#### GIVEN EXERCISE
Below is a block of records; repeat all of them exactly.

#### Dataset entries
___

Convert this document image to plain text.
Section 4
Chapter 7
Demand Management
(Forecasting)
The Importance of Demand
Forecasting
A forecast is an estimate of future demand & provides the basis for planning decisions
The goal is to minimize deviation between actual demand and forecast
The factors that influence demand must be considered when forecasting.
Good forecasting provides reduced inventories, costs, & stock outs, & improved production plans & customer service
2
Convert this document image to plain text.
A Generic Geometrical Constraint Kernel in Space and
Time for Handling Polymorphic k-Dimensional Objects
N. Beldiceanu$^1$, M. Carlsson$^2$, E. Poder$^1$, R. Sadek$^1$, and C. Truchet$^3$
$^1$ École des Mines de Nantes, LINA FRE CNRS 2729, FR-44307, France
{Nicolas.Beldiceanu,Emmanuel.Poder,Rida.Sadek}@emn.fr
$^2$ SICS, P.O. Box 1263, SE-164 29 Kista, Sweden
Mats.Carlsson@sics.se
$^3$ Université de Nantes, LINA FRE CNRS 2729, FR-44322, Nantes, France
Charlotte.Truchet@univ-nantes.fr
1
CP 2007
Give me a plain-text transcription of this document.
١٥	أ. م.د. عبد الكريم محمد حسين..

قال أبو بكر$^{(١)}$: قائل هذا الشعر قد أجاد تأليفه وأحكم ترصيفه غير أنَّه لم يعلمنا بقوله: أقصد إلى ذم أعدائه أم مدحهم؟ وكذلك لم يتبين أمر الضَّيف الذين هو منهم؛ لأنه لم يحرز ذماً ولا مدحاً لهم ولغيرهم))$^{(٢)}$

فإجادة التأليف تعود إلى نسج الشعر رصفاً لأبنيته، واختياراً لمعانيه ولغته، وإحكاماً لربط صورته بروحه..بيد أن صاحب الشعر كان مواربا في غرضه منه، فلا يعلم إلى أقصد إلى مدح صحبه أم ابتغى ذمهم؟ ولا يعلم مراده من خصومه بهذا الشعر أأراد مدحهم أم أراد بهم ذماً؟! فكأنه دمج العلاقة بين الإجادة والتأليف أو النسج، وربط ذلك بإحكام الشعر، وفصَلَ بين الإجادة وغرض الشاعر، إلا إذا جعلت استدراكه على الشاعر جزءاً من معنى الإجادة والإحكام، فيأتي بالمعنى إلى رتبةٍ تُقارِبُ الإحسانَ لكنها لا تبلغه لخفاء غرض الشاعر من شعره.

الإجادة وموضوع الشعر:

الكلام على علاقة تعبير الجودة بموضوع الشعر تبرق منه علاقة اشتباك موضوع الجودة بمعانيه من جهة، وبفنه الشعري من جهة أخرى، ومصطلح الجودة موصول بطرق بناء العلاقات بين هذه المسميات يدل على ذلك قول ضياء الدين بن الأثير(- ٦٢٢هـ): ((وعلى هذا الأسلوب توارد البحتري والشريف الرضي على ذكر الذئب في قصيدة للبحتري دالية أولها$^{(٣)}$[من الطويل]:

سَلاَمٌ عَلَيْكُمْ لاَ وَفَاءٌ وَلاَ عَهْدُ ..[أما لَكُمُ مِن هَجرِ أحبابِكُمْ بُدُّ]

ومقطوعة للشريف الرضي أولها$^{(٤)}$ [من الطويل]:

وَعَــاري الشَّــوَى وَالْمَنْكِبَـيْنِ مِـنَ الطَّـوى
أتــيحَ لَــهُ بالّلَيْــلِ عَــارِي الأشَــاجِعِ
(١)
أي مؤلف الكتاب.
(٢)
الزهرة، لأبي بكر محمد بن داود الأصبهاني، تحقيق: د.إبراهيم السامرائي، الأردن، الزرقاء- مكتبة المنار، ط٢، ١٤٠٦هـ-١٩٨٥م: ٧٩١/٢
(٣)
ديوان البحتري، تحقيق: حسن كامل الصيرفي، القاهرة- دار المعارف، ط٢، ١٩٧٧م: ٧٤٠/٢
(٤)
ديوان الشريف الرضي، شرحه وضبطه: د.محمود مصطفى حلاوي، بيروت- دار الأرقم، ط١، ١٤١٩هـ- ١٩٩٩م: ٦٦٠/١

___

#### TASK ANSWER
Convert this document image to plain text.
Section 4
Chapter 7
Demand Management
(Forecasting)
The Importance of Demand
Forecasting
A forecast is an estimate of future demand & provides the basis for planning decisions
The goal is to minimize deviation between actual demand and forecast
The factors that influence demand must be considered when forecasting.
Good forecasting provides reduced inventories, costs, & stock outs, & improved production plans & customer service
2
Convert this document image to plain text.
A Generic Geometrical Constraint Kernel in Space and
Time for Handling Polymorphic k-Dimensional Objects
N. Beldiceanu$^1$, M. Carlsson$^2$, E. Poder$^1$, R. Sadek$^1$, and C. Truchet$^3$
$^1$ École des Mines de Nantes, LINA FRE CNRS 2729, FR-44307, France
{Nicolas.Beldiceanu,Emmanuel.Poder,Rida.Sadek}@emn.fr
$^2$ SICS, P.O. Box 1263, SE-164 29 Kista, Sweden
Mats.Carlsson@sics.se
$^3$ Université de Nantes, LINA FRE CNRS 2729, FR-44322, Nantes, France
Charlotte.Truchet@univ-nantes.fr
1
CP 2007
Give me a plain-text transcription of this document.
١٥	أ. م.د. عبد الكريم محمد حسين..

قال أبو بكر$^{(١)}$: قائل هذا الشعر قد أجاد تأليفه وأحكم ترصيفه غير أنَّه لم يعلمنا بقوله: أقصد إلى ذم أعدائه أم مدحهم؟ وكذلك لم يتبين أمر الضَّيف الذين هو منهم؛ لأنه لم يحرز ذماً ولا مدحاً لهم ولغيرهم))$^{(٢)}$

فإجادة التأليف تعود إلى نسج الشعر رصفاً لأبنيته، واختياراً لمعانيه ولغته، وإحكاماً لربط صورته بروحه..بيد أن صاحب الشعر كان مواربا في غرضه منه، فلا يعلم إلى أقصد إلى مدح صحبه أم ابتغى ذمهم؟ ولا يعلم مراده من خصومه بهذا الشعر أأراد مدحهم أم أراد بهم ذماً؟! فكأنه دمج العلاقة بين الإجادة والتأليف أو النسج، وربط ذلك بإحكام الشعر، وفصَلَ بين الإجادة وغرض الشاعر، إلا إذا جعلت استدراكه على الشاعر جزءاً من معنى الإجادة والإحكام، فيأتي بالمعنى إلى رتبةٍ تُقارِبُ الإحسانَ لكنها لا تبلغه لخفاء غرض الشاعر من شعره.

الإجادة وموضوع الشعر:

الكلام على علاقة تعبير الجودة بموضوع الشعر تبرق منه علاقة اشتباك موضوع الجودة بمعانيه من جهة، وبفنه الشعري من جهة أخرى، ومصطلح الجودة موصول بطرق بناء العلاقات بين هذه المسميات يدل على ذلك قول ضياء الدين بن الأثير(- ٦٢٢هـ): ((وعلى هذا الأسلوب توارد البحتري والشريف الرضي على ذكر الذئب في قصيدة للبحتري دالية أولها$^{(٣)}$[من الطويل]:

سَلاَمٌ عَلَيْكُمْ لاَ وَفَاءٌ وَلاَ عَهْدُ ..[أما لَكُمُ مِن هَجرِ أحبابِكُمْ بُدُّ]

ومقطوعة للشريف الرضي أولها$^{(٤)}$ [من الطويل]:

وَعَــاري الشَّــوَى وَالْمَنْكِبَـيْنِ مِـنَ الطَّـوى
أتــيحَ لَــهُ بالّلَيْــلِ عَــارِي الأشَــاجِعِ
(١)
أي مؤلف الكتاب.
(٢)
الزهرة، لأبي بكر محمد بن داود الأصبهاني، تحقيق: د.إبراهيم السامرائي، الأردن، الزرقاء- مكتبة المنار، ط٢، ١٤٠٦هـ-١٩٨٥م: ٧٩١/٢
(٣)
ديوان البحتري، تحقيق: حسن كامل الصيرفي، القاهرة- دار المعارف، ط٢، ١٩٧٧م: ٧٤٠/٢
(٤)
ديوان الشريف الرضي، شرحه وضبطه: د.محمود مصطفى حلاوي، بيروت- دار الأرقم، ط١، ١٤١٩هـ- ١٩٩٩م: ٦٦٠/١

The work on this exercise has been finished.